## THE REQUEST
Set out the material from its first line through the line containing "110, 738, 117]" as a JSON list of strings, one string per line, with blank lines omitted.

## RECORDS SUPPLIED
#####
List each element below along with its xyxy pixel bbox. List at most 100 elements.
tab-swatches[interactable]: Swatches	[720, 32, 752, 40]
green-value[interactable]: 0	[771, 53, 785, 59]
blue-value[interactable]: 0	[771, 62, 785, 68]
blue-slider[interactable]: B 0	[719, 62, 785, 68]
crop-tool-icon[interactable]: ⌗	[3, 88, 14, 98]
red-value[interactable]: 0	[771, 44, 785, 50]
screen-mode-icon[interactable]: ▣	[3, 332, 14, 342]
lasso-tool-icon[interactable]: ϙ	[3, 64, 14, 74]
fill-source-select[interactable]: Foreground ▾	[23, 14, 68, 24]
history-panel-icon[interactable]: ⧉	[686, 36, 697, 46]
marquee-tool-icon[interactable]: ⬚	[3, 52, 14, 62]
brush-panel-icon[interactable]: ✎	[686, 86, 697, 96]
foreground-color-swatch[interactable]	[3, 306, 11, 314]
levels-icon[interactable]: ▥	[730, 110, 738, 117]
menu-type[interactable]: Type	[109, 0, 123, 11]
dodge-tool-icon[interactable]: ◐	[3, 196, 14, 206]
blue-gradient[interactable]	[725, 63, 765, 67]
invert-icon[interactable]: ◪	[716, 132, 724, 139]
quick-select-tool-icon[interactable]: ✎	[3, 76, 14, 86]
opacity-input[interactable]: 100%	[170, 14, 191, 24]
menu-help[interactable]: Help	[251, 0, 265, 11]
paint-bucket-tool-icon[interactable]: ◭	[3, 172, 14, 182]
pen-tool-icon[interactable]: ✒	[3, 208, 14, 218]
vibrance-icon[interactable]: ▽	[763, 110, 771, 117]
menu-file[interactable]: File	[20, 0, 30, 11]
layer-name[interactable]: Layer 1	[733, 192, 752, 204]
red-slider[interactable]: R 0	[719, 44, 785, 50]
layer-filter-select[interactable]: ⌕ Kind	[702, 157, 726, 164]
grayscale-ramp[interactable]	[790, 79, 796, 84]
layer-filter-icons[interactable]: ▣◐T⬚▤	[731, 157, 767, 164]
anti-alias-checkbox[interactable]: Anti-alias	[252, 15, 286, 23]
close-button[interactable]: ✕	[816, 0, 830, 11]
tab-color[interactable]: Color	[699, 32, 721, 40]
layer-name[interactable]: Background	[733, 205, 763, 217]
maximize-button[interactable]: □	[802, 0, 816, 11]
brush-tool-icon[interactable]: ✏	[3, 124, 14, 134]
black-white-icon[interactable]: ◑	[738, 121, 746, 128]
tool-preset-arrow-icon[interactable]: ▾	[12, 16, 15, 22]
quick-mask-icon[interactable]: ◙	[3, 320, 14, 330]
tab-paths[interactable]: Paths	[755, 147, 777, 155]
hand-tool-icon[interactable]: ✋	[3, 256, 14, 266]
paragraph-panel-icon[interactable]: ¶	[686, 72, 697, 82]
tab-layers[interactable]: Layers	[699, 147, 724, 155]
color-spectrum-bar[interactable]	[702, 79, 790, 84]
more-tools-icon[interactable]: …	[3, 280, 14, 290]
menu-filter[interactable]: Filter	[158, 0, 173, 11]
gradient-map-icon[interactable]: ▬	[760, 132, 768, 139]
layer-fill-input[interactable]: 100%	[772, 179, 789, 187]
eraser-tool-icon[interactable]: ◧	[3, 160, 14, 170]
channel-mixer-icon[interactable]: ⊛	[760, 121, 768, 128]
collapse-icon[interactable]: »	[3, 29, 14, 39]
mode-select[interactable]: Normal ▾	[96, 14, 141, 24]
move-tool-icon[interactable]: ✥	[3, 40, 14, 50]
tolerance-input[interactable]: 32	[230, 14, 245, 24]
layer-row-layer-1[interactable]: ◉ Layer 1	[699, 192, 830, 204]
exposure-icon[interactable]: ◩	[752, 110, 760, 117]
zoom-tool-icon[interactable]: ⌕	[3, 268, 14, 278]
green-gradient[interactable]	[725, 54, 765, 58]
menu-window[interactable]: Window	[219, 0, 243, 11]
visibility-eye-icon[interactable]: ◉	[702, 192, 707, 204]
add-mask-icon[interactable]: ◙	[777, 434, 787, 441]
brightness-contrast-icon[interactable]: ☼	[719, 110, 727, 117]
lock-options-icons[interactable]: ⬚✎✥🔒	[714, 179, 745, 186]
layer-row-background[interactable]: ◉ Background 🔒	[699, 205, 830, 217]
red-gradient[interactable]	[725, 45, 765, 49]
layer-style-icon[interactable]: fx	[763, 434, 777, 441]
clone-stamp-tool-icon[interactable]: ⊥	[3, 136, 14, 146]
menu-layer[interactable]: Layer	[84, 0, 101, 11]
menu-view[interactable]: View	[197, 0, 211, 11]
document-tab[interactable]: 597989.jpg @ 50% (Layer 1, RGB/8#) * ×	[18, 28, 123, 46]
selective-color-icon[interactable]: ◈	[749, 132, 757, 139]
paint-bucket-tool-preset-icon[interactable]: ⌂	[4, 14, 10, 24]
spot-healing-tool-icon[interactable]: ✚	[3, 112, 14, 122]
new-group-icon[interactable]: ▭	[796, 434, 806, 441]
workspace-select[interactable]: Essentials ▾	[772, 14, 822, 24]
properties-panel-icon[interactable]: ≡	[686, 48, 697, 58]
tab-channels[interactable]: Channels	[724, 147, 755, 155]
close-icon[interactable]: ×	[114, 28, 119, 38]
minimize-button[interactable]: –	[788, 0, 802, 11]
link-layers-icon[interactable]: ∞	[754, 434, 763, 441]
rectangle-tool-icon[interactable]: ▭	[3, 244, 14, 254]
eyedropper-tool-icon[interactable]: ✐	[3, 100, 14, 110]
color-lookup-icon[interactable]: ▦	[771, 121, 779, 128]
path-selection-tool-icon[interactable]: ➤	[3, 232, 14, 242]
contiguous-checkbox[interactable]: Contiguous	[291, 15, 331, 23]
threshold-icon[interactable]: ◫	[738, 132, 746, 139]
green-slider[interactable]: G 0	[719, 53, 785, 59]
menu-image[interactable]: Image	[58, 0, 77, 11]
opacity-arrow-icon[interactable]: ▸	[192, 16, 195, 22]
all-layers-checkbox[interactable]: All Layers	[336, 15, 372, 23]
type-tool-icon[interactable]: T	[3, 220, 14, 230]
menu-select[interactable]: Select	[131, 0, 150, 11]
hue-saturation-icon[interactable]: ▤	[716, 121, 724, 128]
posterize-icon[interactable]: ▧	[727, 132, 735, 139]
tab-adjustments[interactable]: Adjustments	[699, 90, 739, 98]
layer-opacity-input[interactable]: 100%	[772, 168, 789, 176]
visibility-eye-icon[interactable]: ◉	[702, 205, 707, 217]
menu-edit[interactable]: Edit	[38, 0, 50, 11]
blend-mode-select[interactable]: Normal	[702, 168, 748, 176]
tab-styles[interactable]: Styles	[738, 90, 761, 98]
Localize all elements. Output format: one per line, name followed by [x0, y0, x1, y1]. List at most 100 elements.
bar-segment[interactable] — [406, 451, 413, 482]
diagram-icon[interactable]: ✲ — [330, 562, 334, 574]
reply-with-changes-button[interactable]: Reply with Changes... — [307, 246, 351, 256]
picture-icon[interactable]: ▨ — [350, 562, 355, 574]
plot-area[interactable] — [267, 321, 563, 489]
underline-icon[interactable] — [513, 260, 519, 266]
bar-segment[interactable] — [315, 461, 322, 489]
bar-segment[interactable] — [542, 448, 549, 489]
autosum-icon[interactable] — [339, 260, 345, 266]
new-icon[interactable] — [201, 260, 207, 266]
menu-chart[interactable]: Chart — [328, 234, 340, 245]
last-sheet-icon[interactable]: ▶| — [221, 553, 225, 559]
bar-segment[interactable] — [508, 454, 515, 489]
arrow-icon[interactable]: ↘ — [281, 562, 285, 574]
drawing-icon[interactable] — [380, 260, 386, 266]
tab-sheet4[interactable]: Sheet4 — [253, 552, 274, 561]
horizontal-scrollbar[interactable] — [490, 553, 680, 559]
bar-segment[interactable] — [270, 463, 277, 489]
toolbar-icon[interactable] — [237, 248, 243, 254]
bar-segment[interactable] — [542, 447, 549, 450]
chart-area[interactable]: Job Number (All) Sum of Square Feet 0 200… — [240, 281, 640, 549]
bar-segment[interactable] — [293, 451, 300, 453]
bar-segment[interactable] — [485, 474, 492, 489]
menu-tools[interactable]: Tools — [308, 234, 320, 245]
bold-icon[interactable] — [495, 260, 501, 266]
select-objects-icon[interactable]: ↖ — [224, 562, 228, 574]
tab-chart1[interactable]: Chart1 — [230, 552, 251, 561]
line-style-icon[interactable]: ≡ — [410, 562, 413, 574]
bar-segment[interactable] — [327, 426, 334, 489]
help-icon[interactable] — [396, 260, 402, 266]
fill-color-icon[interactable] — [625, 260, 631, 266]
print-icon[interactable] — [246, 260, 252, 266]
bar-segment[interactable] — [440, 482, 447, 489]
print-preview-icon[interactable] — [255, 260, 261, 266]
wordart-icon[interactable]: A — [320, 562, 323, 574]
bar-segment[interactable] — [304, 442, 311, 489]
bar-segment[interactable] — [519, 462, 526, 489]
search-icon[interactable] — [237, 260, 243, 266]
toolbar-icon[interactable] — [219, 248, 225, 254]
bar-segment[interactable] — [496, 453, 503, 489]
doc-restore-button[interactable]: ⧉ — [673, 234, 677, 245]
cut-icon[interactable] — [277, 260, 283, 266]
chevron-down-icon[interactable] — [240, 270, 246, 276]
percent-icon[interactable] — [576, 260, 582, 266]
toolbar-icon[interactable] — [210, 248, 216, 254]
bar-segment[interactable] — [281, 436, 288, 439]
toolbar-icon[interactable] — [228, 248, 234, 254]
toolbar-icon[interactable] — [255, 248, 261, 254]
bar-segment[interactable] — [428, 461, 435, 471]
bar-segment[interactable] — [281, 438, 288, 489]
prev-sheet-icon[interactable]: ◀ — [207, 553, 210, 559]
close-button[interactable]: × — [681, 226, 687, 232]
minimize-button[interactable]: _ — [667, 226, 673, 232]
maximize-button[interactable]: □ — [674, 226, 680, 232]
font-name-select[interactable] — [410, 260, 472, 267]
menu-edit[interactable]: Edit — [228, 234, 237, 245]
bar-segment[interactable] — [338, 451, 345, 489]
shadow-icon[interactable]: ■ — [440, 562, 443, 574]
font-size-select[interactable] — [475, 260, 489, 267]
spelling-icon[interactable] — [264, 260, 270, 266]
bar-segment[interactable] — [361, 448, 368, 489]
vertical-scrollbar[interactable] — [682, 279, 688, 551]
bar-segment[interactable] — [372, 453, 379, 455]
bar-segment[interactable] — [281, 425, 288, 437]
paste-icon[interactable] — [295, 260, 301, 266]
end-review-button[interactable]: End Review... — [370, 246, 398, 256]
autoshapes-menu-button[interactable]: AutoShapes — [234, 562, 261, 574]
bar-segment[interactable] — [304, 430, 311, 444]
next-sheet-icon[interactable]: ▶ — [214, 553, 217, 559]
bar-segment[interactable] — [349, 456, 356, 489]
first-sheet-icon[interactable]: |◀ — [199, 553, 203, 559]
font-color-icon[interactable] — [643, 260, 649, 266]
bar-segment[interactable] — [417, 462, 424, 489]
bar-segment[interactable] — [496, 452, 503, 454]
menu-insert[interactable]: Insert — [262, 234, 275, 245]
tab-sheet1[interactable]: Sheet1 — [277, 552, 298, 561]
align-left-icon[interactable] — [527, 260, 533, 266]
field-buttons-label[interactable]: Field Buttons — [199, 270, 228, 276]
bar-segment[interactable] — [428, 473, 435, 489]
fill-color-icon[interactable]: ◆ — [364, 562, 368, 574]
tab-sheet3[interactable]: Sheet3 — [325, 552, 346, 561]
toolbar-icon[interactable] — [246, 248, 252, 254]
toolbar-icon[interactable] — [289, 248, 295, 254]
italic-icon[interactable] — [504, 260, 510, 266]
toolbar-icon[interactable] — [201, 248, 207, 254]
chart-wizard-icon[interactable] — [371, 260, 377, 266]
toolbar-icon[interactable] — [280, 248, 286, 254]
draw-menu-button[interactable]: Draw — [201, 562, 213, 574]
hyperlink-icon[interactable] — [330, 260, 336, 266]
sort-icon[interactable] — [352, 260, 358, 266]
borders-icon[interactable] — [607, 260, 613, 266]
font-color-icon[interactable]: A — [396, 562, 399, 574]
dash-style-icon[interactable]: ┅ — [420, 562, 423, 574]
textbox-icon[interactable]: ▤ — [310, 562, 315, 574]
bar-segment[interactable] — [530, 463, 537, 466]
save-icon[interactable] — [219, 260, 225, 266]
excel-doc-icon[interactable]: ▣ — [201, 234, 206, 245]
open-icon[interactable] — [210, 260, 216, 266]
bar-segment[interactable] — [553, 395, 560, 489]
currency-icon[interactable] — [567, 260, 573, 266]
#####
## RESPONSE
[
  "List each element below along with its xyxy pixel bbox. List at most 100 elements.",
  "tab-swatches[interactable]: Swatches\t[720, 32, 752, 40]",
  "green-value[interactable]: 0\t[771, 53, 785, 59]",
  "blue-value[interactable]: 0\t[771, 62, 785, 68]",
  "blue-slider[interactable]: B 0\t[719, 62, 785, 68]",
  "crop-tool-icon[interactable]: ⌗\t[3, 88, 14, 98]",
  "red-value[interactable]: 0\t[771, 44, 785, 50]",
  "screen-mode-icon[interactable]: ▣\t[3, 332, 14, 342]",
  "lasso-tool-icon[interactable]: ϙ\t[3, 64, 14, 74]",
  "fill-source-select[interactable]: Foreground ▾\t[23, 14, 68, 24]",
  "history-panel-icon[interactable]: ⧉\t[686, 36, 697, 46]",
  "marquee-tool-icon[interactable]: ⬚\t[3, 52, 14, 62]",
  "brush-panel-icon[interactable]: ✎\t[686, 86, 697, 96]",
  "foreground-color-swatch[interactable]\t[3, 306, 11, 314]",
  "levels-icon[interactable]: ▥\t[730, 110, 738, 117]"
]